** START **
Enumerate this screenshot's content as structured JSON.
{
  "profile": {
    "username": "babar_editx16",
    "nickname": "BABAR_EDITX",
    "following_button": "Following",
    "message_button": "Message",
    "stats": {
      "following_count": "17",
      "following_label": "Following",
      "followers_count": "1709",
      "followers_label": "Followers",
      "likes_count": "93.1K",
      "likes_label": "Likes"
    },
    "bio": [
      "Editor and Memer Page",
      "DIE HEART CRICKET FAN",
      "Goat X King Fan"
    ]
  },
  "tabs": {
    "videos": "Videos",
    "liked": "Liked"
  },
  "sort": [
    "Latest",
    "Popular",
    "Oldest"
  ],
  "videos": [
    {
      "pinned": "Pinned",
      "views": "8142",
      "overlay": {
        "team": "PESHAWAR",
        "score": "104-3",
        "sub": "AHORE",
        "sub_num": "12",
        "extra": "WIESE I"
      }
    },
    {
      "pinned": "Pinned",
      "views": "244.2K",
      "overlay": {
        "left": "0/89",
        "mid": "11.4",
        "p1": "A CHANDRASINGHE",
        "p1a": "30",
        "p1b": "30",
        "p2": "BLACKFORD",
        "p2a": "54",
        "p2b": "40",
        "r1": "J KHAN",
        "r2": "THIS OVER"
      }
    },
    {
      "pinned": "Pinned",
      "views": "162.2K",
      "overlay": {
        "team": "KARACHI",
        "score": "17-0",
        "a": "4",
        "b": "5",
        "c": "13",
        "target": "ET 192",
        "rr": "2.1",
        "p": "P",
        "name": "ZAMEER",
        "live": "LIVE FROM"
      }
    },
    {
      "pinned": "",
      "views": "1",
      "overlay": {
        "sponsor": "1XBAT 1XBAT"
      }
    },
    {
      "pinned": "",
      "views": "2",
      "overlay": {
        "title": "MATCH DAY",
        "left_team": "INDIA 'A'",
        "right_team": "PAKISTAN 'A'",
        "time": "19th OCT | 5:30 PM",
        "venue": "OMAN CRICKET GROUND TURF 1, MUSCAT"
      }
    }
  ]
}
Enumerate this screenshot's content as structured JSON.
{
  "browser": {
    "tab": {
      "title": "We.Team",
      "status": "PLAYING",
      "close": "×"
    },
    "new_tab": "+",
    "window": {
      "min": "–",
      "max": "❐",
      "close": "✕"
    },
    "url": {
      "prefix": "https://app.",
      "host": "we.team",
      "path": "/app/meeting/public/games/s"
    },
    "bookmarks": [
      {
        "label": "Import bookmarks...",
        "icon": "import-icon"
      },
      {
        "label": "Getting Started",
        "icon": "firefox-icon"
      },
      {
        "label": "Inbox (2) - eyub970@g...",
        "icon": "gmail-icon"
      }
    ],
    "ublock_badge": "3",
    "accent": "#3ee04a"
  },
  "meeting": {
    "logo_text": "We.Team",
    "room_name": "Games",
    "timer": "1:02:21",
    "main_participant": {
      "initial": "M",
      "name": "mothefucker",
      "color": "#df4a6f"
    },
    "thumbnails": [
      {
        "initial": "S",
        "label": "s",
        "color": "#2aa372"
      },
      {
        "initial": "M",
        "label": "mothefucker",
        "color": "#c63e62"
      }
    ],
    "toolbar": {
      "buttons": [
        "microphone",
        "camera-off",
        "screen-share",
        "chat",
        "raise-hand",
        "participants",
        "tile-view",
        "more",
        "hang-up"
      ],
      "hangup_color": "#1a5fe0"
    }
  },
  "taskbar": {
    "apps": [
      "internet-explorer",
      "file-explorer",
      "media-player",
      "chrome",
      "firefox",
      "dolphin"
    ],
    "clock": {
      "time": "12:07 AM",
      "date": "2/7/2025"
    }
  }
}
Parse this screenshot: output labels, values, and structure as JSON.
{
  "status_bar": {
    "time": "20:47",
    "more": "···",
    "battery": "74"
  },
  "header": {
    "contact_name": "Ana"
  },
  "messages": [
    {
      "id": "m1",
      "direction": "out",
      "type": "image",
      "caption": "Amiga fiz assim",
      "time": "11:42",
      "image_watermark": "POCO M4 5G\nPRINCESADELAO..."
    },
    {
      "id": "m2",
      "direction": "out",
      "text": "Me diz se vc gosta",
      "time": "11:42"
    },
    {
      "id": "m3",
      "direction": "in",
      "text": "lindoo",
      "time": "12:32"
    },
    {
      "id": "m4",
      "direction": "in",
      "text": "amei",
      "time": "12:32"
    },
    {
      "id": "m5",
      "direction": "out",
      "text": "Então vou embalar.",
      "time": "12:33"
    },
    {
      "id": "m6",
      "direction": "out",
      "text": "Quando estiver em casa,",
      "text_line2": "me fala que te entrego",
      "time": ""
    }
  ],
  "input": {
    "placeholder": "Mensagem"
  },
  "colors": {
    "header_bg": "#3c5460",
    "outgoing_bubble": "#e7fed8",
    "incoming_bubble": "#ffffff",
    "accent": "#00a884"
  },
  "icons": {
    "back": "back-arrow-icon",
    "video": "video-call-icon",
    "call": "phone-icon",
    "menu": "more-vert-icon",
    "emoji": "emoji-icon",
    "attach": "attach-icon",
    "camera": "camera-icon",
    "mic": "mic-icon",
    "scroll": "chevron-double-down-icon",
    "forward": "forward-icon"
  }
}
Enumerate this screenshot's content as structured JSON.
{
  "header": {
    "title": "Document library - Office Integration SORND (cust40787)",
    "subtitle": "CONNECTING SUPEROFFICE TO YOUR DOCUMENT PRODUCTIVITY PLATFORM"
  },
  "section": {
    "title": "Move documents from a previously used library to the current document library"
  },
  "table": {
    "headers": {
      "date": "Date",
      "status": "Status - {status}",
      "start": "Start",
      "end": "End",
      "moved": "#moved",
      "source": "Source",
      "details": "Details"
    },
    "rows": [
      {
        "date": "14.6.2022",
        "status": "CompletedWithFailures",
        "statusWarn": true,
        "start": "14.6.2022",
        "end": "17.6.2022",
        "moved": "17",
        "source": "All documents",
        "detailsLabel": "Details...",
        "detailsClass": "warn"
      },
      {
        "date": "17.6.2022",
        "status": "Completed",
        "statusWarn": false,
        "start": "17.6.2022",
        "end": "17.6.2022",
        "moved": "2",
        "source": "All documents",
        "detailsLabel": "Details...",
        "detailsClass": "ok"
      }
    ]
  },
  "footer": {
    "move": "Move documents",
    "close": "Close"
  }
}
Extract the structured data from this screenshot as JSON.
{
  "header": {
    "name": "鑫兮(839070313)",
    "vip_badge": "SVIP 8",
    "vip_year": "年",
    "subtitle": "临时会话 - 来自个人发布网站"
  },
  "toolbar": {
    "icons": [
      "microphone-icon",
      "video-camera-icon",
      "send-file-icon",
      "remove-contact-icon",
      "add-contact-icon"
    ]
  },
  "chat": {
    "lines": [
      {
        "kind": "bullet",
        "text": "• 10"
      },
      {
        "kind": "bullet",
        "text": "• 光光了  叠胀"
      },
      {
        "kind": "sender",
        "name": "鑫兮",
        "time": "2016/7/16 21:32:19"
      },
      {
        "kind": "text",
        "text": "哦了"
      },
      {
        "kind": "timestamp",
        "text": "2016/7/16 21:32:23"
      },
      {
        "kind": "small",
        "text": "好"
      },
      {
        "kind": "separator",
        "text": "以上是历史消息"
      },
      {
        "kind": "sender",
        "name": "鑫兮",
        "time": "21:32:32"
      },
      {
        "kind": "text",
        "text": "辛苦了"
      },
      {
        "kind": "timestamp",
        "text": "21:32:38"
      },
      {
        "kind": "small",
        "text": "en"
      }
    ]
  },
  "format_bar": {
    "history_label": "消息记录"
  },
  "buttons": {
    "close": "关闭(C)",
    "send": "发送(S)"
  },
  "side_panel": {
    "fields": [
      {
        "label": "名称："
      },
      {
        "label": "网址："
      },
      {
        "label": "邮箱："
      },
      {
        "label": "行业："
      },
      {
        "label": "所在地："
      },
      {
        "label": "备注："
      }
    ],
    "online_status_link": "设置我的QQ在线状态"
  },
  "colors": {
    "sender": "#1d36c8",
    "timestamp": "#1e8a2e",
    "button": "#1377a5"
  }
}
** END **
_WHAT THE TASK ASKS_
On how many lines does the word "date" appear? Answer with only the number.

_OUTPUT FOR THIS EXERCISE_
4